═════ Input material

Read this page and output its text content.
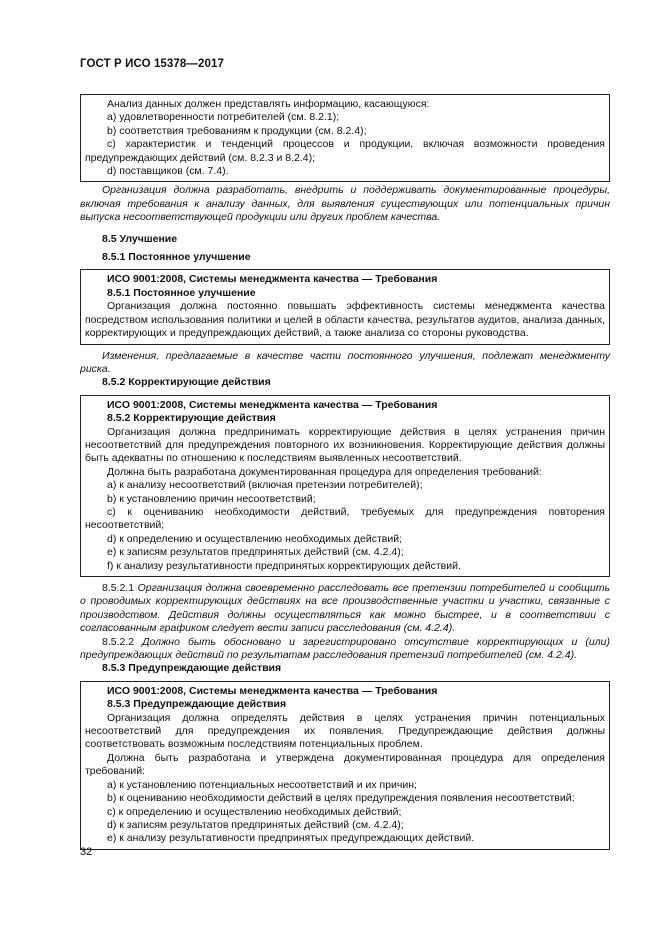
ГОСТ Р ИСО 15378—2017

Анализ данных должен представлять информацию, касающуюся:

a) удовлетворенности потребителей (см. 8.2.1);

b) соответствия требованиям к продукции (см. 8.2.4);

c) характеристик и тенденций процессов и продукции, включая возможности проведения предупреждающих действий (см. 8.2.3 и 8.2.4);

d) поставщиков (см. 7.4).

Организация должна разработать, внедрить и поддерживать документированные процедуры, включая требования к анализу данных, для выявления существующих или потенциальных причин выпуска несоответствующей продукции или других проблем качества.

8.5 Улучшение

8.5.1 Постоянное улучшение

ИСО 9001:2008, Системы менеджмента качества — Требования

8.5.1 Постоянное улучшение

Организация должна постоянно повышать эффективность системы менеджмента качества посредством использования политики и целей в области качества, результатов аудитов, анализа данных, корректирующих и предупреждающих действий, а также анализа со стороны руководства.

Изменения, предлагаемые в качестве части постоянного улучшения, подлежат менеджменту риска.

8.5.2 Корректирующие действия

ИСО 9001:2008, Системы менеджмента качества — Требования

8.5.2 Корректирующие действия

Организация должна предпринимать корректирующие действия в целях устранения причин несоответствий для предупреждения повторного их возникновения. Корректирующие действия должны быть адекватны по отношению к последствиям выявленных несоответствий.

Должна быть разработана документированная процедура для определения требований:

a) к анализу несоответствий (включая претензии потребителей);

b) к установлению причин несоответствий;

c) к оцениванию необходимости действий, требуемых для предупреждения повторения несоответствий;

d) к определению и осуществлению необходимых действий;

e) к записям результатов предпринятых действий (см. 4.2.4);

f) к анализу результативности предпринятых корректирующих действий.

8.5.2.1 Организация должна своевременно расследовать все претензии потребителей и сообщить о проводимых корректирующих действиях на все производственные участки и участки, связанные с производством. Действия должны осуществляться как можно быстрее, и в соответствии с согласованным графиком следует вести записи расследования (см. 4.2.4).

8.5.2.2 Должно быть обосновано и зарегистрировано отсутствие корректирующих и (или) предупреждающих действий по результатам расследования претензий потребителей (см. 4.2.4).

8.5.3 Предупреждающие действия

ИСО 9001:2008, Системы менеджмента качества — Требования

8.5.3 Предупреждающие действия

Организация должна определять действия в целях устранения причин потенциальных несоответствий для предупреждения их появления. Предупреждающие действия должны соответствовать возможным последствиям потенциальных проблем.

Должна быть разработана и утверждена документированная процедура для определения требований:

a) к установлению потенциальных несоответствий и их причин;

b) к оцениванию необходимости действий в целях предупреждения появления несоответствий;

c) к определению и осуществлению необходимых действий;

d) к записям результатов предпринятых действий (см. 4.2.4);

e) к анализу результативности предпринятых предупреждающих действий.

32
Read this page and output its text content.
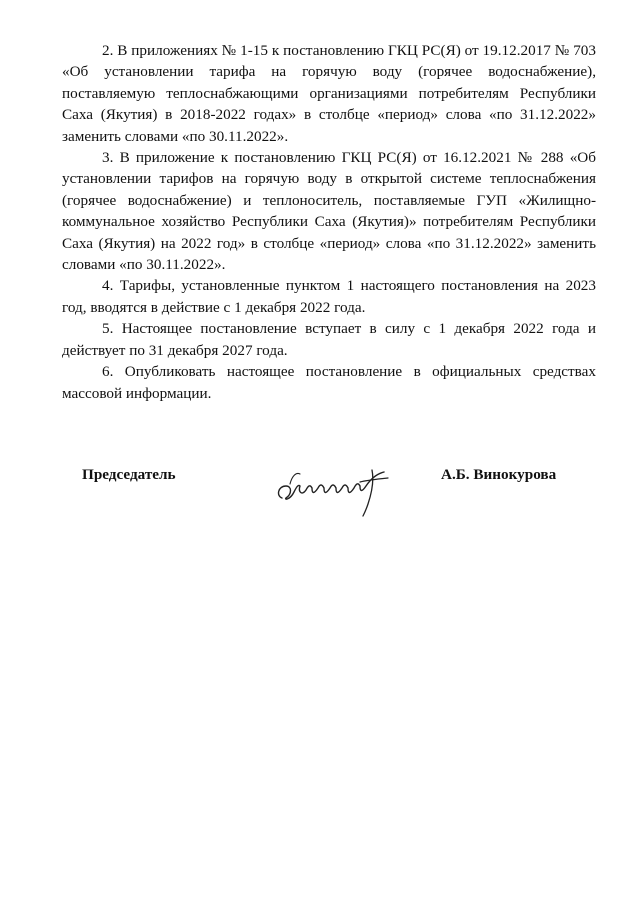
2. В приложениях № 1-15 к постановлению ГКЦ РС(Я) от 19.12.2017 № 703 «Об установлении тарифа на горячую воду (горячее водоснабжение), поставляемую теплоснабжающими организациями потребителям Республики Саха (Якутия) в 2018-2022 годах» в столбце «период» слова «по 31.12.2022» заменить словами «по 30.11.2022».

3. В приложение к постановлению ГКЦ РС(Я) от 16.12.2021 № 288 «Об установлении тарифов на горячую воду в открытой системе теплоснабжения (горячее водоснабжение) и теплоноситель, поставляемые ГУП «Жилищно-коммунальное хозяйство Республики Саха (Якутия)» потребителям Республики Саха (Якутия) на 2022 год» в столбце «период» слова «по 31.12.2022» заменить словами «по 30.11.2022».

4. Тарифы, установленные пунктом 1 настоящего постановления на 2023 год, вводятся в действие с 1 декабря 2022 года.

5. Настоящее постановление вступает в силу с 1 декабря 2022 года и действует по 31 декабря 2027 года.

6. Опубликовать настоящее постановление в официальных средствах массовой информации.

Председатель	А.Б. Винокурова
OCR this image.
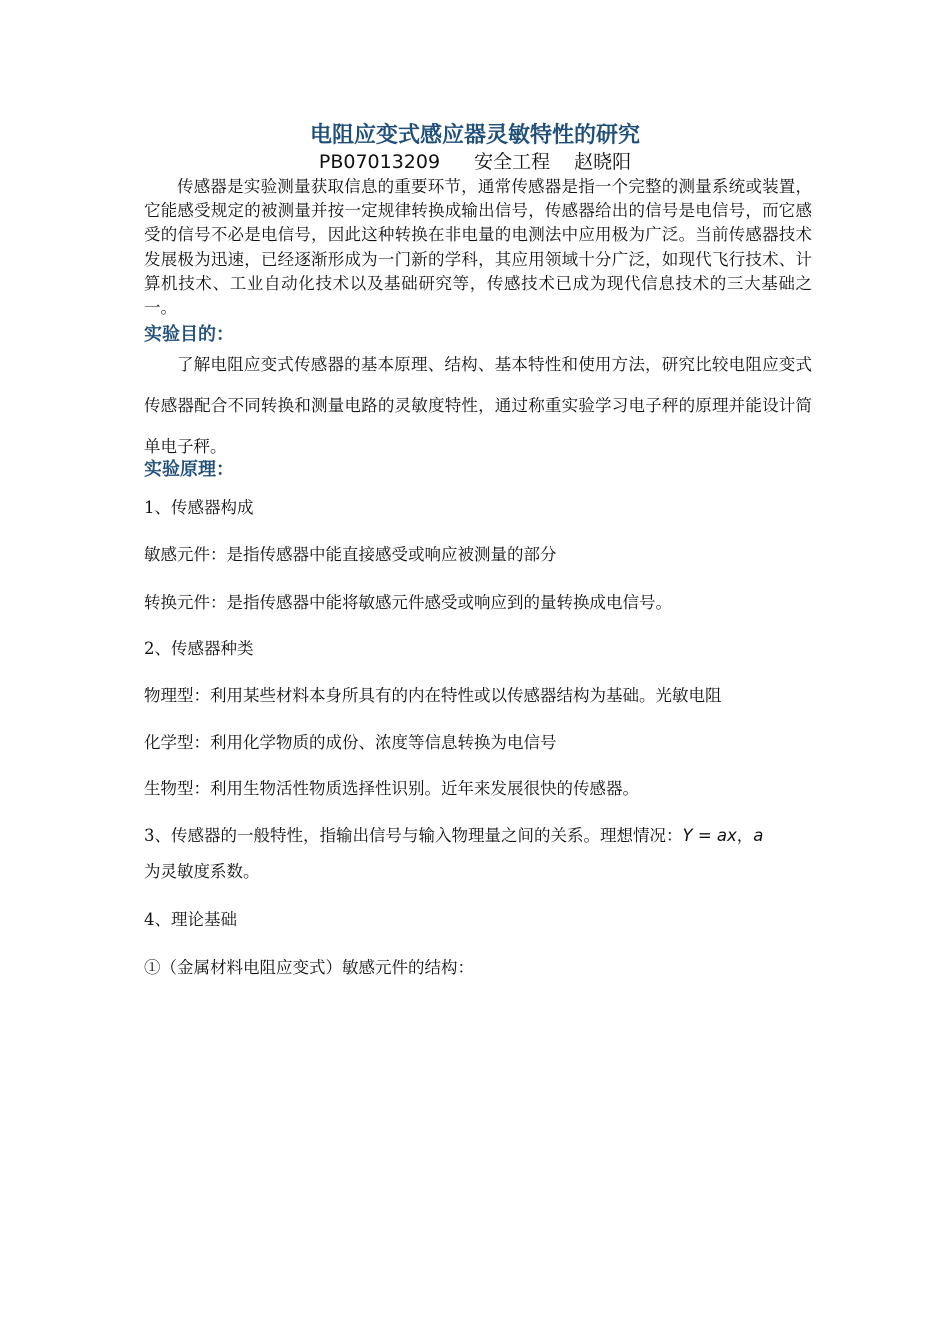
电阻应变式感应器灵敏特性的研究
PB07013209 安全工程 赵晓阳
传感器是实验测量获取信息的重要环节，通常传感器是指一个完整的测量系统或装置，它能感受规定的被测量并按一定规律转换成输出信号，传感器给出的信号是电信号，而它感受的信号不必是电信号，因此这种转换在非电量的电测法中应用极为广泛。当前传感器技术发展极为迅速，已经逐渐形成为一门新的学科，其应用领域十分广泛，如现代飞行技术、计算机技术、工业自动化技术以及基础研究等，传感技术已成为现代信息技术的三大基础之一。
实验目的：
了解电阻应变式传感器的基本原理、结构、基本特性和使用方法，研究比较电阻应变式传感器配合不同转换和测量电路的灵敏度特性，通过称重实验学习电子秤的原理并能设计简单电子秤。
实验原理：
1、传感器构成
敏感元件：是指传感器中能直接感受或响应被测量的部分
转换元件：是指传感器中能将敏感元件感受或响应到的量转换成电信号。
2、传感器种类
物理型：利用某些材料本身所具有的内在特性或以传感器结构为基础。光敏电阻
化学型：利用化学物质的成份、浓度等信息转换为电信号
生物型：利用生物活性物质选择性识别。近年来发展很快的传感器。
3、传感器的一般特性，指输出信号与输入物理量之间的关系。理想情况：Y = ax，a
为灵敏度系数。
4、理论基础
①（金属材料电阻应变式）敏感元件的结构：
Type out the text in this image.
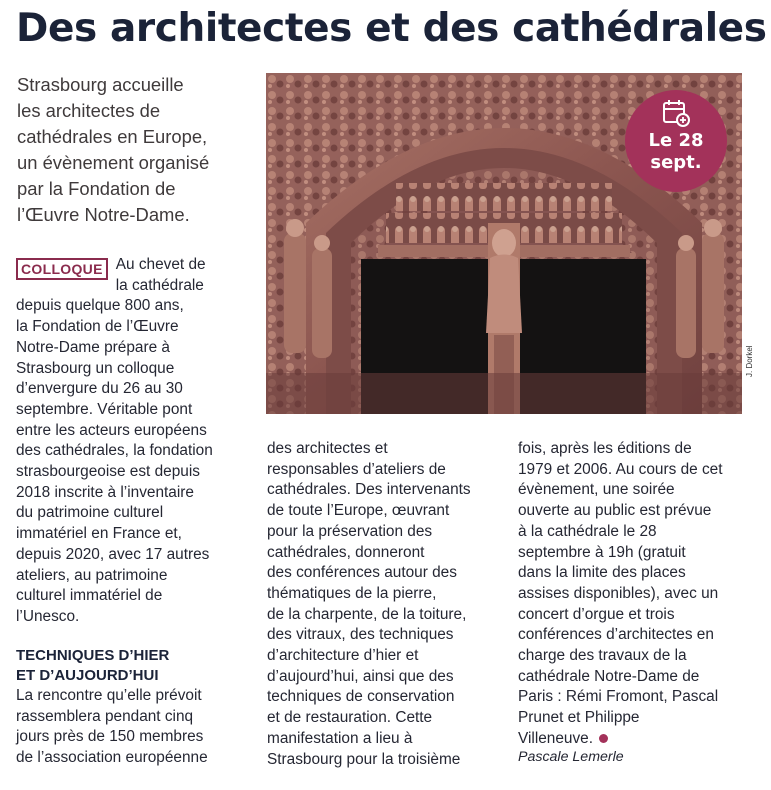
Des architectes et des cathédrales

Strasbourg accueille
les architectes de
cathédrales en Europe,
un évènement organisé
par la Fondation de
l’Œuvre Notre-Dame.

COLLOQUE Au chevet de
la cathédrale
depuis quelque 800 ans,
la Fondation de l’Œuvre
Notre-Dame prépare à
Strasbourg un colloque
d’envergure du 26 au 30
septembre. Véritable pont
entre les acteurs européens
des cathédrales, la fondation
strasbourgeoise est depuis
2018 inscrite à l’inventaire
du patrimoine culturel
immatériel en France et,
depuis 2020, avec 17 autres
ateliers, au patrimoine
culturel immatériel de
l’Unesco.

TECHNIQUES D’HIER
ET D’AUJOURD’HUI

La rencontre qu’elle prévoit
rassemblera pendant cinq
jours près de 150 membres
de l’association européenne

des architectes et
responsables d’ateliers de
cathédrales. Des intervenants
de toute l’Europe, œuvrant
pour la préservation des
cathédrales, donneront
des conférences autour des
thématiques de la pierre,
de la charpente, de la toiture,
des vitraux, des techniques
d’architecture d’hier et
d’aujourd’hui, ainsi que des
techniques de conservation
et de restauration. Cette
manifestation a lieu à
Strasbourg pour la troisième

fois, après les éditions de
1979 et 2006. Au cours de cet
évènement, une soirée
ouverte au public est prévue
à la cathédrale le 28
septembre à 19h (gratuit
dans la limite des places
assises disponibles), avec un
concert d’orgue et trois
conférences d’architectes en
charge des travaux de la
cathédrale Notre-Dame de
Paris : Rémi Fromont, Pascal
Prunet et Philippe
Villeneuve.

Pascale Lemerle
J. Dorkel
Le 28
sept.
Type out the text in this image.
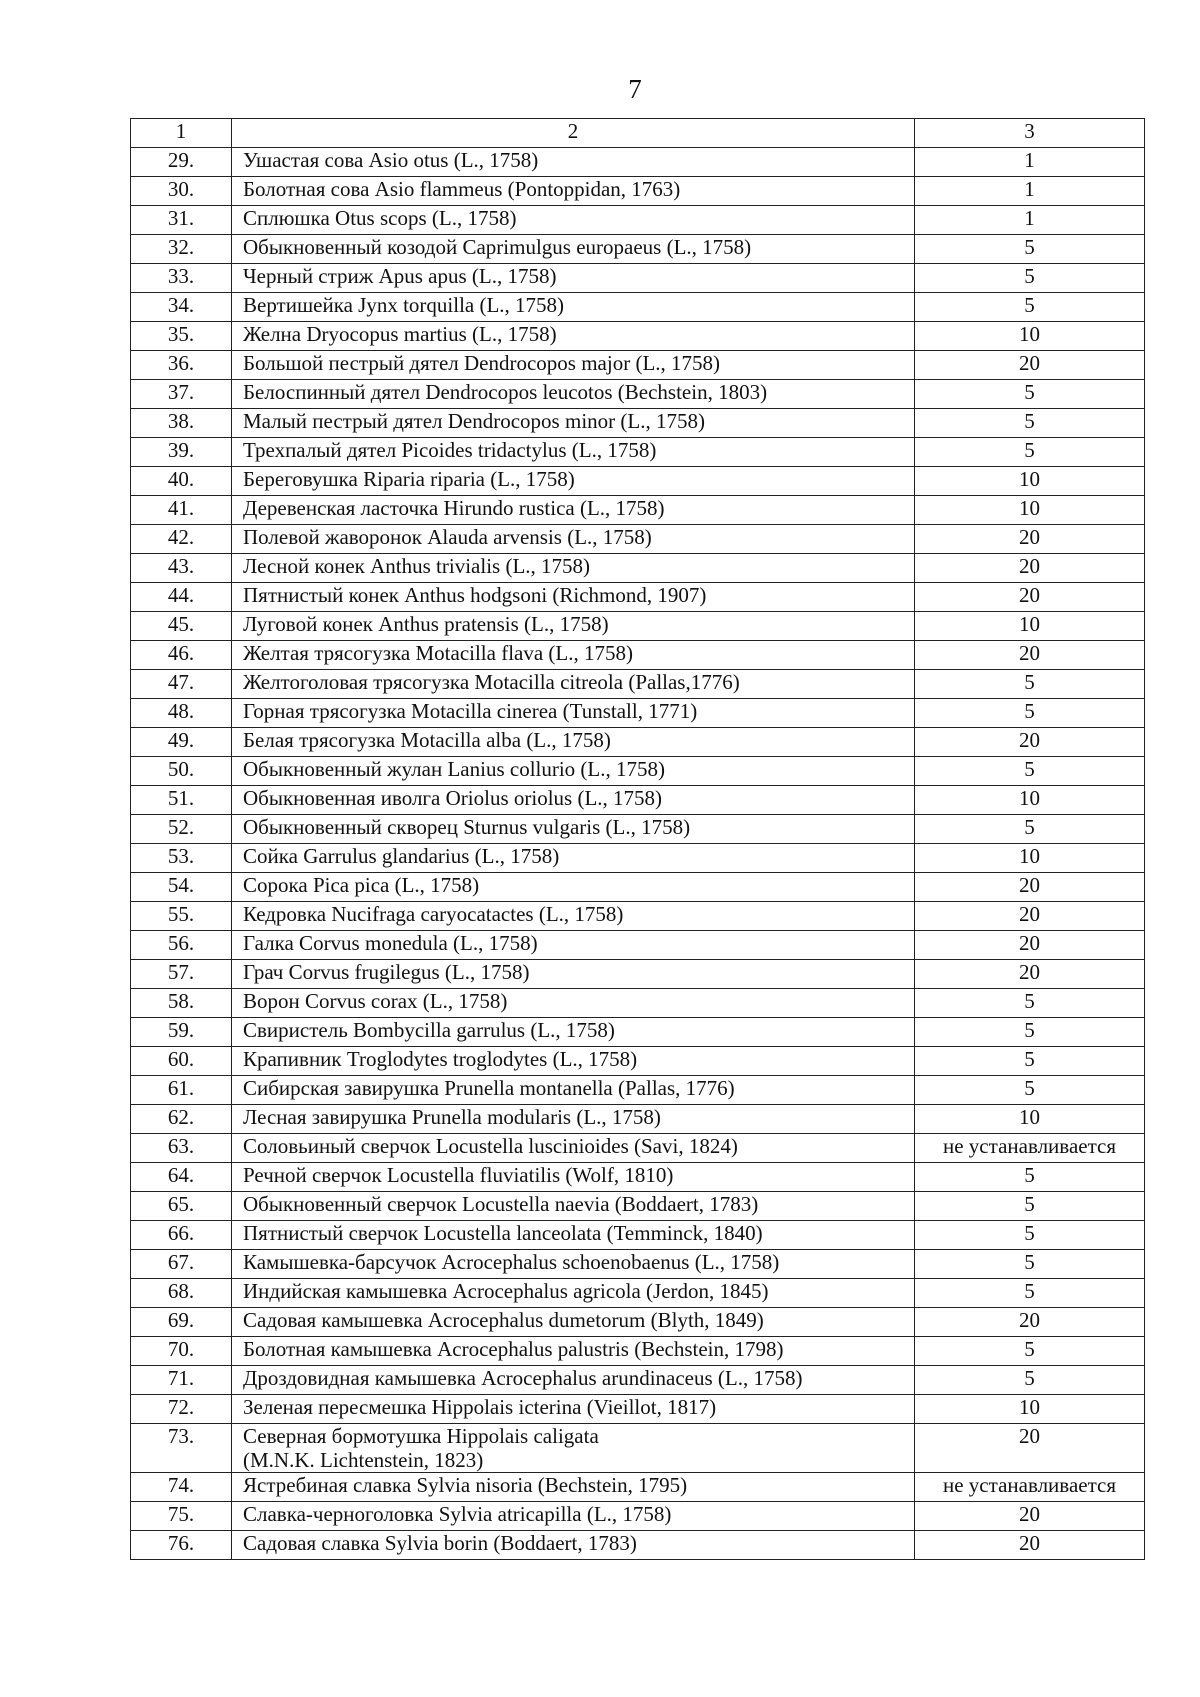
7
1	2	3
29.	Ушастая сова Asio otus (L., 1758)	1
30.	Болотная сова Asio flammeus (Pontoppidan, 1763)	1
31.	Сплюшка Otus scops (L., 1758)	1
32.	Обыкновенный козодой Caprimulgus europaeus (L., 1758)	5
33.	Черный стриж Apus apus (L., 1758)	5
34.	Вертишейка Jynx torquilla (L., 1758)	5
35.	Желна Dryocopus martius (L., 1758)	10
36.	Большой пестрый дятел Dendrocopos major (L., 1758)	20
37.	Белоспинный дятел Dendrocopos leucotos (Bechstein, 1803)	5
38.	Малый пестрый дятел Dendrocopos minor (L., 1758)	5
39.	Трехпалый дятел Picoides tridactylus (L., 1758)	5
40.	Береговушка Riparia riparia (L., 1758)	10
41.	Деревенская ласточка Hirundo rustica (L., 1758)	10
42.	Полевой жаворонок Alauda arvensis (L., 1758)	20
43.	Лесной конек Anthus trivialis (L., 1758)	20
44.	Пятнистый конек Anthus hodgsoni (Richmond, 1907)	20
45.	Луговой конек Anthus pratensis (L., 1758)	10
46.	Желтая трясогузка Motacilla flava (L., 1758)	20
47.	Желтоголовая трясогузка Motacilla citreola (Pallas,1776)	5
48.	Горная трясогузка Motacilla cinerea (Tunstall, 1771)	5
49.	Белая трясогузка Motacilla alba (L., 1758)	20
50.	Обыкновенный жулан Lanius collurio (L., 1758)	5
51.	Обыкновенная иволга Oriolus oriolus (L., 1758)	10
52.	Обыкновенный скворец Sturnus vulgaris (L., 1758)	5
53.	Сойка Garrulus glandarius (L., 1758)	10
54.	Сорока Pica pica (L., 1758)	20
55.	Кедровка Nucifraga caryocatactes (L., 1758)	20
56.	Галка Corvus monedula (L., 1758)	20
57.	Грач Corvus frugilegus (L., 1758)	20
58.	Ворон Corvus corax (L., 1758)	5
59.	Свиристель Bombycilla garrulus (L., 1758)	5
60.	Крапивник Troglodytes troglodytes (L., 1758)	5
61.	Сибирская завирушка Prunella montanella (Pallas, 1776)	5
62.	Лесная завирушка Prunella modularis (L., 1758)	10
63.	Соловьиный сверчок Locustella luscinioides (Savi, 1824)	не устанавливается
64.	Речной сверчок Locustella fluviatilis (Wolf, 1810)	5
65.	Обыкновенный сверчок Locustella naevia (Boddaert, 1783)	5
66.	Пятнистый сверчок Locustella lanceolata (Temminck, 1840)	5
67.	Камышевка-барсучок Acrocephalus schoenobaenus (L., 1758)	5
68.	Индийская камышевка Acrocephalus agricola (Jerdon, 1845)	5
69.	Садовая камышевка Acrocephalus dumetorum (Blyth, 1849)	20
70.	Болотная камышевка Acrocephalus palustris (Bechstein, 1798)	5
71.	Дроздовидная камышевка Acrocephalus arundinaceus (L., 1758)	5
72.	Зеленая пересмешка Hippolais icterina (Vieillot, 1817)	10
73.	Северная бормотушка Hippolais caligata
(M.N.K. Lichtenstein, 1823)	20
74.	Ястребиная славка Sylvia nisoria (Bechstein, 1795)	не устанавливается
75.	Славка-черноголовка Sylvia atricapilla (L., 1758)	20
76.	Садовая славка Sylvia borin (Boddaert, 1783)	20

══════════

» What is being asked
Above are the records; copy every line in them that holds the word "осуществлению".

» Reply to the exercise
d) к определению и осуществлению необходимых действий;
c) к определению и осуществлению необходимых действий;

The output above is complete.